## [The task]
Copy the data below exactly.
────────────────
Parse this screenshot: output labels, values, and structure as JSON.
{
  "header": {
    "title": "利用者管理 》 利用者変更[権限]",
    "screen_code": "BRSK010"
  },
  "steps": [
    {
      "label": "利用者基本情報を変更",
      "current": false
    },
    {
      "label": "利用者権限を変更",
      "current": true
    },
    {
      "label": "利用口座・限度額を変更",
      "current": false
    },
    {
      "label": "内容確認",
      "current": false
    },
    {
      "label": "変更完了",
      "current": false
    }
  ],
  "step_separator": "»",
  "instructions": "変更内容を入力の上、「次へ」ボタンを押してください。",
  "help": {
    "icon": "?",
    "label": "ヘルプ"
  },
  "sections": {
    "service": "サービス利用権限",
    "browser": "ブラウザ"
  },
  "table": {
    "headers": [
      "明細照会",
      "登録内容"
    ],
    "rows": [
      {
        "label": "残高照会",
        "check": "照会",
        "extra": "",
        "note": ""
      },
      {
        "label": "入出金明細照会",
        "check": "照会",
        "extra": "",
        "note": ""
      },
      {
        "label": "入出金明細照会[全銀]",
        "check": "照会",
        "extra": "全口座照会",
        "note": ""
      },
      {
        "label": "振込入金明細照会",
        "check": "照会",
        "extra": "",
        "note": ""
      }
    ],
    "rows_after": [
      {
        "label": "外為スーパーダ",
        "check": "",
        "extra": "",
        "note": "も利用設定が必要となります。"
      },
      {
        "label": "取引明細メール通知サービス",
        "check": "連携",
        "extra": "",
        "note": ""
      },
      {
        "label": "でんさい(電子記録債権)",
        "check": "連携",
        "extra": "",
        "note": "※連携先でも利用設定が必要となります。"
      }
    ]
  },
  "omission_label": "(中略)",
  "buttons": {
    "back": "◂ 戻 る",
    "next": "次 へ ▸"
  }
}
────────────────
## [Solution to the problem]
Parse this screenshot: output labels, values, and structure as JSON.
{
  "header": {
    "title": "利用者管理 》 利用者変更[権限]",
    "screen_code": "BRSK010"
  },
  "steps": [
    {
      "label": "利用者基本情報を変更",
      "current": false
    },
    {
      "label": "利用者権限を変更",
      "current": true
    },
    {
      "label": "利用口座・限度額を変更",
      "current": false
    },
    {
      "label": "内容確認",
      "current": false
    },
    {
      "label": "変更完了",
      "current": false
    }
  ],
  "step_separator": "»",
  "instructions": "変更内容を入力の上、「次へ」ボタンを押してください。",
  "help": {
    "icon": "?",
    "label": "ヘルプ"
  },
  "sections": {
    "service": "サービス利用権限",
    "browser": "ブラウザ"
  },
  "table": {
    "headers": [
      "明細照会",
      "登録内容"
    ],
    "rows": [
      {
        "label": "残高照会",
        "check": "照会",
        "extra": "",
        "note": ""
      },
      {
        "label": "入出金明細照会",
        "check": "照会",
        "extra": "",
        "note": ""
      },
      {
        "label": "入出金明細照会[全銀]",
        "check": "照会",
        "extra": "全口座照会",
        "note": ""
      },
      {
        "label": "振込入金明細照会",
        "check": "照会",
        "extra": "",
        "note": ""
      }
    ],
    "rows_after": [
      {
        "label": "外為スーパーダ",
        "check": "",
        "extra": "",
        "note": "も利用設定が必要となります。"
      },
      {
        "label": "取引明細メール通知サービス",
        "check": "連携",
        "extra": "",
        "note": ""
      },
      {
        "label": "でんさい(電子記録債権)",
        "check": "連携",
        "extra": "",
        "note": "※連携先でも利用設定が必要となります。"
      }
    ]
  },
  "omission_label": "(中略)",
  "buttons": {
    "back": "◂ 戻 る",
    "next": "次 へ ▸"
  }
}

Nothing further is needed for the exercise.